* _Exercise goal_
Without including the pictures, copy each line below exactly as it reads.

[Excerpts from a transcription dataset]

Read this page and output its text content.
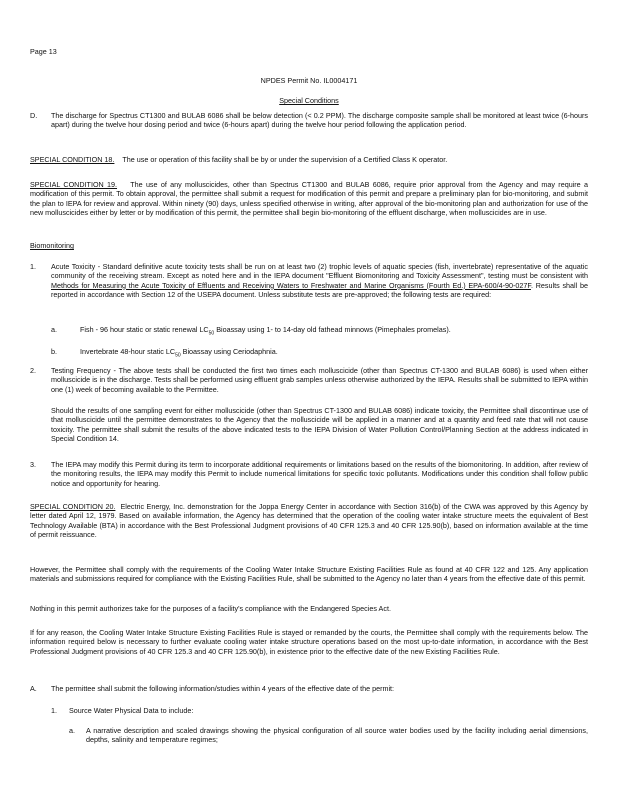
Page 13
NPDES Permit No. IL0004171
Special Conditions
D. The discharge for Spectrus CT1300 and BULAB 6086 shall be below detection (< 0.2 PPM). The discharge composite sample shall be monitored at least twice (6-hours apart) during the twelve hour dosing period and twice (6-hours apart) during the twelve hour period following the application period.
SPECIAL CONDITION 18. The use or operation of this facility shall be by or under the supervision of a Certified Class K operator.
SPECIAL CONDITION 19. The use of any molluscicides, other than Spectrus CT1300 and BULAB 6086, require prior approval from the Agency and may require a modification of this permit. To obtain approval, the permittee shall submit a request for modification of this permit and prepare a preliminary plan for bio-monitoring, and submit the plan to IEPA for review and approval. Within ninety (90) days, unless specified otherwise in writing, after approval of the bio-monitoring plan and authorization for use of the new molluscicides either by letter or by modification of this permit, the permittee shall begin bio-monitoring of the effluent discharge, when molluscicides are in use.
Biomonitoring
1. Acute Toxicity - Standard definitive acute toxicity tests shall be run on at least two (2) trophic levels of aquatic species (fish, invertebrate) representative of the aquatic community of the receiving stream. Except as noted here and in the IEPA document "Effluent Biomonitoring and Toxicity Assessment", testing must be consistent with Methods for Measuring the Acute Toxicity of Effluents and Receiving Waters to Freshwater and Marine Organisms (Fourth Ed.) EPA-600/4-90-027F. Results shall be reported in accordance with Section 12 of the USEPA document. Unless substitute tests are pre-approved; the following tests are required:
a.	Fish - 96 hour static or static renewal $LC_{50}$ Bioassay using 1- to 14-day old fathead minnows (Pimephales promelas).
b.	Invertebrate 48-hour static $LC_{50}$ Bioassay using Ceriodaphnia.
2. Testing Frequency - The above tests shall be conducted the first two times each molluscicide (other than Spectrus CT-1300 and BULAB 6086) is used when either molluscicide is in the discharge. Tests shall be performed using effluent grab samples unless otherwise authorized by the IEPA. Results shall be submitted to IEPA within one (1) week of becoming available to the Permittee.
Should the results of one sampling event for either molluscicide (other than Spectrus CT-1300 and BULAB 6086) indicate toxicity, the Permittee shall discontinue use of that molluscicide until the permittee demonstrates to the Agency that the molluscicide will be applied in a manner and at a quantity and feed rate that will not cause toxicity. The permittee shall submit the results of the above indicated tests to the IEPA Division of Water Pollution Control/Planning Section at the address indicated in Special Condition 14.
3. The IEPA may modify this Permit during its term to incorporate additional requirements or limitations based on the results of the biomonitoring. In addition, after review of the monitoring results, the IEPA may modify this Permit to include numerical limitations for specific toxic pollutants. Modifications under this condition shall follow public notice and opportunity for hearing.
SPECIAL CONDITION 20. Electric Energy, Inc. demonstration for the Joppa Energy Center in accordance with Section 316(b) of the CWA was approved by this Agency by letter dated April 12, 1979. Based on available information, the Agency has determined that the operation of the cooling water intake structure meets the equivalent of Best Technology Available (BTA) in accordance with the Best Professional Judgment provisions of 40 CFR 125.3 and 40 CFR 125.90(b), based on information available at the time of permit reissuance.
However, the Permittee shall comply with the requirements of the Cooling Water Intake Structure Existing Facilities Rule as found at 40 CFR 122 and 125. Any application materials and submissions required for compliance with the Existing Facilities Rule, shall be submitted to the Agency no later than 4 years from the effective date of this permit.
Nothing in this permit authorizes take for the purposes of a facility's compliance with the Endangered Species Act.
If for any reason, the Cooling Water Intake Structure Existing Facilities Rule is stayed or remanded by the courts, the Permittee shall comply with the requirements below. The information required below is necessary to further evaluate cooling water intake structure operations based on the most up-to-date information, in accordance with the Best Professional Judgment provisions of 40 CFR 125.3 and 40 CFR 125.90(b), in existence prior to the effective date of the new Existing Facilities Rule.
A. The permittee shall submit the following information/studies within 4 years of the effective date of the permit:
1. Source Water Physical Data to include:
a. A narrative description and scaled drawings showing the physical configuration of all source water bodies used by the facility including aerial dimensions, depths, salinity and temperature regimes;
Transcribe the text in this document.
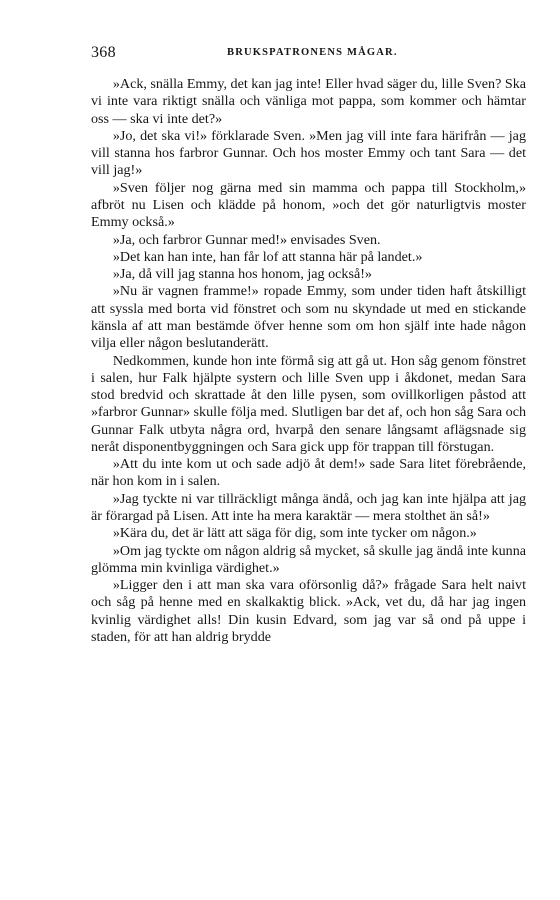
368	BRUKSPATRONENS MÅGAR.

»Ack, snälla Emmy, det kan jag inte! Eller hvad säger du, lille Sven? Ska vi inte vara riktigt snälla och vänliga mot pappa, som kommer och hämtar oss — ska vi inte det?»

»Jo, det ska vi!» förklarade Sven. »Men jag vill inte fara härifrån — jag vill stanna hos farbror Gunnar. Och hos moster Emmy och tant Sara — det vill jag!»

»Sven följer nog gärna med sin mamma och pappa till Stockholm,» afbröt nu Lisen och klädde på honom, »och det gör naturligtvis moster Emmy också.»

»Ja, och farbror Gunnar med!» envisades Sven.

»Det kan han inte, han får lof att stanna här på landet.»

»Ja, då vill jag stanna hos honom, jag också!»

»Nu är vagnen framme!» ropade Emmy, som under tiden haft åtskilligt att syssla med borta vid fönstret och som nu skyndade ut med en stickande känsla af att man bestämde öfver henne som om hon själf inte hade någon vilja eller någon beslutanderätt.

Nedkommen, kunde hon inte förmå sig att gå ut. Hon såg genom fönstret i salen, hur Falk hjälpte systern och lille Sven upp i åkdonet, medan Sara stod bredvid och skrattade åt den lille pysen, som ovillkorligen påstod att »farbror Gunnar» skulle följa med. Slutligen bar det af, och hon såg Sara och Gunnar Falk utbyta några ord, hvarpå den senare långsamt aflägsnade sig neråt disponentbyggningen och Sara gick upp för trappan till förstugan.

»Att du inte kom ut och sade adjö åt dem!» sade Sara litet förebrående, när hon kom in i salen.

»Jag tyckte ni var tillräckligt många ändå, och jag kan inte hjälpa att jag är förargad på Lisen. Att inte ha mera karaktär — mera stolthet än så!»

»Kära du, det är lätt att säga för dig, som inte tycker om någon.»

»Om jag tyckte om någon aldrig så mycket, så skulle jag ändå inte kunna glömma min kvinliga värdighet.»

»Ligger den i att man ska vara oförsonlig då?» frågade Sara helt naivt och såg på henne med en skalkaktig blick. »Ack, vet du, då har jag ingen kvinlig värdighet alls! Din kusin Edvard, som jag var så ond på uppe i staden, för att han aldrig brydde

* _Answer to this problem_
Read this page and output its text content.
Page 13
NPDES Permit No. IL0004171
Special Conditions
D. The discharge for Spectrus CT1300 and BULAB 6086 shall be below detection (< 0.2 PPM). The discharge composite sample shall be monitored at least twice (6-hours apart) during the twelve hour dosing period and twice (6-hours apart) during the twelve hour period following the application period.
SPECIAL CONDITION 18. The use or operation of this facility shall be by or under the supervision of a Certified Class K operator.
SPECIAL CONDITION 19. The use of any molluscicides, other than Spectrus CT1300 and BULAB 6086, require prior approval from the Agency and may require a modification of this permit. To obtain approval, the permittee shall submit a request for modification of this permit and prepare a preliminary plan for bio-monitoring, and submit the plan to IEPA for review and approval. Within ninety (90) days, unless specified otherwise in writing, after approval of the bio-monitoring plan and authorization for use of the new molluscicides either by letter or by modification of this permit, the permittee shall begin bio-monitoring of the effluent discharge, when molluscicides are in use.
Biomonitoring
1. Acute Toxicity - Standard definitive acute toxicity tests shall be run on at least two (2) trophic levels of aquatic species (fish, invertebrate) representative of the aquatic community of the receiving stream. Except as noted here and in the IEPA document "Effluent Biomonitoring and Toxicity Assessment", testing must be consistent with Methods for Measuring the Acute Toxicity of Effluents and Receiving Waters to Freshwater and Marine Organisms (Fourth Ed.) EPA-600/4-90-027F. Results shall be reported in accordance with Section 12 of the USEPA document. Unless substitute tests are pre-approved; the following tests are required:
a.	Fish - 96 hour static or static renewal $LC_{50}$ Bioassay using 1- to 14-day old fathead minnows (Pimephales promelas).
b.	Invertebrate 48-hour static $LC_{50}$ Bioassay using Ceriodaphnia.
2. Testing Frequency - The above tests shall be conducted the first two times each molluscicide (other than Spectrus CT-1300 and BULAB 6086) is used when either molluscicide is in the discharge. Tests shall be performed using effluent grab samples unless otherwise authorized by the IEPA. Results shall be submitted to IEPA within one (1) week of becoming available to the Permittee.
Should the results of one sampling event for either molluscicide (other than Spectrus CT-1300 and BULAB 6086) indicate toxicity, the Permittee shall discontinue use of that molluscicide until the permittee demonstrates to the Agency that the molluscicide will be applied in a manner and at a quantity and feed rate that will not cause toxicity. The permittee shall submit the results of the above indicated tests to the IEPA Division of Water Pollution Control/Planning Section at the address indicated in Special Condition 14.
3. The IEPA may modify this Permit during its term to incorporate additional requirements or limitations based on the results of the biomonitoring. In addition, after review of the monitoring results, the IEPA may modify this Permit to include numerical limitations for specific toxic pollutants. Modifications under this condition shall follow public notice and opportunity for hearing.
SPECIAL CONDITION 20. Electric Energy, Inc. demonstration for the Joppa Energy Center in accordance with Section 316(b) of the CWA was approved by this Agency by letter dated April 12, 1979. Based on available information, the Agency has determined that the operation of the cooling water intake structure meets the equivalent of Best Technology Available (BTA) in accordance with the Best Professional Judgment provisions of 40 CFR 125.3 and 40 CFR 125.90(b), based on information available at the time of permit reissuance.
However, the Permittee shall comply with the requirements of the Cooling Water Intake Structure Existing Facilities Rule as found at 40 CFR 122 and 125. Any application materials and submissions required for compliance with the Existing Facilities Rule, shall be submitted to the Agency no later than 4 years from the effective date of this permit.
Nothing in this permit authorizes take for the purposes of a facility's compliance with the Endangered Species Act.
If for any reason, the Cooling Water Intake Structure Existing Facilities Rule is stayed or remanded by the courts, the Permittee shall comply with the requirements below. The information required below is necessary to further evaluate cooling water intake structure operations based on the most up-to-date information, in accordance with the Best Professional Judgment provisions of 40 CFR 125.3 and 40 CFR 125.90(b), in existence prior to the effective date of the new Existing Facilities Rule.
A. The permittee shall submit the following information/studies within 4 years of the effective date of the permit:
1. Source Water Physical Data to include:
a. A narrative description and scaled drawings showing the physical configuration of all source water bodies used by the facility including aerial dimensions, depths, salinity and temperature regimes;
Transcribe the text in this document.
368	BRUKSPATRONENS MÅGAR.

»Ack, snälla Emmy, det kan jag inte! Eller hvad säger du, lille Sven? Ska vi inte vara riktigt snälla och vänliga mot pappa, som kommer och hämtar oss — ska vi inte det?»

»Jo, det ska vi!» förklarade Sven. »Men jag vill inte fara härifrån — jag vill stanna hos farbror Gunnar. Och hos moster Emmy och tant Sara — det vill jag!»

»Sven följer nog gärna med sin mamma och pappa till Stockholm,» afbröt nu Lisen och klädde på honom, »och det gör naturligtvis moster Emmy också.»

»Ja, och farbror Gunnar med!» envisades Sven.

»Det kan han inte, han får lof att stanna här på landet.»

»Ja, då vill jag stanna hos honom, jag också!»

»Nu är vagnen framme!» ropade Emmy, som under tiden haft åtskilligt att syssla med borta vid fönstret och som nu skyndade ut med en stickande känsla af att man bestämde öfver henne som om hon själf inte hade någon vilja eller någon beslutanderätt.

Nedkommen, kunde hon inte förmå sig att gå ut. Hon såg genom fönstret i salen, hur Falk hjälpte systern och lille Sven upp i åkdonet, medan Sara stod bredvid och skrattade åt den lille pysen, som ovillkorligen påstod att »farbror Gunnar» skulle följa med. Slutligen bar det af, och hon såg Sara och Gunnar Falk utbyta några ord, hvarpå den senare långsamt aflägsnade sig neråt disponentbyggningen och Sara gick upp för trappan till förstugan.

»Att du inte kom ut och sade adjö åt dem!» sade Sara litet förebrående, när hon kom in i salen.

»Jag tyckte ni var tillräckligt många ändå, och jag kan inte hjälpa att jag är förargad på Lisen. Att inte ha mera karaktär — mera stolthet än så!»

»Kära du, det är lätt att säga för dig, som inte tycker om någon.»

»Om jag tyckte om någon aldrig så mycket, så skulle jag ändå inte kunna glömma min kvinliga värdighet.»

»Ligger den i att man ska vara oförsonlig då?» frågade Sara helt naivt och såg på henne med en skalkaktig blick. »Ack, vet du, då har jag ingen kvinlig värdighet alls! Din kusin Edvard, som jag var så ond på uppe i staden, för att han aldrig brydde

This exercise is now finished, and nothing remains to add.